▶ Stated task: Your task is to restate the data word for word.

▶ Information provided:
:::::
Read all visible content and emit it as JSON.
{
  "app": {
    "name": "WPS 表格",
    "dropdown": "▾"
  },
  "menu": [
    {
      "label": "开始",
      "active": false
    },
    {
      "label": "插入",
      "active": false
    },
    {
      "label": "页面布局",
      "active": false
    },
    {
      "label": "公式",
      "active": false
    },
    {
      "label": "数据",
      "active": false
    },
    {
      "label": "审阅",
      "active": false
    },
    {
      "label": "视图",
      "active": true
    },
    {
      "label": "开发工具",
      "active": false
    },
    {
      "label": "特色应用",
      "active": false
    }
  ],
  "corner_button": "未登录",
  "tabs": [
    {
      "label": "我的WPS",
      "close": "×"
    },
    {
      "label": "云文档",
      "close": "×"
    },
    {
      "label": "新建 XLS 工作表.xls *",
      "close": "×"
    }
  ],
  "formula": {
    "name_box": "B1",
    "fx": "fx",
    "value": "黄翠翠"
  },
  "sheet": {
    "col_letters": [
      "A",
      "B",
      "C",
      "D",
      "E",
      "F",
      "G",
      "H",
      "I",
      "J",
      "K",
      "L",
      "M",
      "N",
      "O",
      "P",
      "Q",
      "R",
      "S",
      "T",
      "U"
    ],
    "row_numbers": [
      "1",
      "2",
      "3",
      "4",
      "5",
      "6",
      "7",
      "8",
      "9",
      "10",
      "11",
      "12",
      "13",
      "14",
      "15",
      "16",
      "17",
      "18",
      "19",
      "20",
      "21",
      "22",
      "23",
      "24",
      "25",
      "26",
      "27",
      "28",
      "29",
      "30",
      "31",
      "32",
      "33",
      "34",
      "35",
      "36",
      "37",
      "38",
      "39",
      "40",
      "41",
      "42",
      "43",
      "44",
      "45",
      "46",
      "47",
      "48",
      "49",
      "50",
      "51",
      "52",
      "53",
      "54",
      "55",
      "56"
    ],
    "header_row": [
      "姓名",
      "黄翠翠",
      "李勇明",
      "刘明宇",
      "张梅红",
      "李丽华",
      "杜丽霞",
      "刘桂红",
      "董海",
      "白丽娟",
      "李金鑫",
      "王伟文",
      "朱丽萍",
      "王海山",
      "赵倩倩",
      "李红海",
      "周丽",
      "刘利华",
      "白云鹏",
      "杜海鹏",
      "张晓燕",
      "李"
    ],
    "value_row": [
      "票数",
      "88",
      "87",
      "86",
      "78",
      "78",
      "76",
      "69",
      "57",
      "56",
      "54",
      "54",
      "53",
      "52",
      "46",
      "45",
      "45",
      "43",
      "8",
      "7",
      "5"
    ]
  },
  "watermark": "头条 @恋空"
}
:::::
▶ Task solution:
Read all visible content and emit it as JSON.
{
  "app": {
    "name": "WPS 表格",
    "dropdown": "▾"
  },
  "menu": [
    {
      "label": "开始",
      "active": false
    },
    {
      "label": "插入",
      "active": false
    },
    {
      "label": "页面布局",
      "active": false
    },
    {
      "label": "公式",
      "active": false
    },
    {
      "label": "数据",
      "active": false
    },
    {
      "label": "审阅",
      "active": false
    },
    {
      "label": "视图",
      "active": true
    },
    {
      "label": "开发工具",
      "active": false
    },
    {
      "label": "特色应用",
      "active": false
    }
  ],
  "corner_button": "未登录",
  "tabs": [
    {
      "label": "我的WPS",
      "close": "×"
    },
    {
      "label": "云文档",
      "close": "×"
    },
    {
      "label": "新建 XLS 工作表.xls *",
      "close": "×"
    }
  ],
  "formula": {
    "name_box": "B1",
    "fx": "fx",
    "value": "黄翠翠"
  },
  "sheet": {
    "col_letters": [
      "A",
      "B",
      "C",
      "D",
      "E",
      "F",
      "G",
      "H",
      "I",
      "J",
      "K",
      "L",
      "M",
      "N",
      "O",
      "P",
      "Q",
      "R",
      "S",
      "T",
      "U"
    ],
    "row_numbers": [
      "1",
      "2",
      "3",
      "4",
      "5",
      "6",
      "7",
      "8",
      "9",
      "10",
      "11",
      "12",
      "13",
      "14",
      "15",
      "16",
      "17",
      "18",
      "19",
      "20",
      "21",
      "22",
      "23",
      "24",
      "25",
      "26",
      "27",
      "28",
      "29",
      "30",
      "31",
      "32",
      "33",
      "34",
      "35",
      "36",
      "37",
      "38",
      "39",
      "40",
      "41",
      "42",
      "43",
      "44",
      "45",
      "46",
      "47",
      "48",
      "49",
      "50",
      "51",
      "52",
      "53",
      "54",
      "55",
      "56"
    ],
    "header_row": [
      "姓名",
      "黄翠翠",
      "李勇明",
      "刘明宇",
      "张梅红",
      "李丽华",
      "杜丽霞",
      "刘桂红",
      "董海",
      "白丽娟",
      "李金鑫",
      "王伟文",
      "朱丽萍",
      "王海山",
      "赵倩倩",
      "李红海",
      "周丽",
      "刘利华",
      "白云鹏",
      "杜海鹏",
      "张晓燕",
      "李"
    ],
    "value_row": [
      "票数",
      "88",
      "87",
      "86",
      "78",
      "78",
      "76",
      "69",
      "57",
      "56",
      "54",
      "54",
      "53",
      "52",
      "46",
      "45",
      "45",
      "43",
      "8",
      "7",
      "5"
    ]
  },
  "watermark": "头条 @恋空"
}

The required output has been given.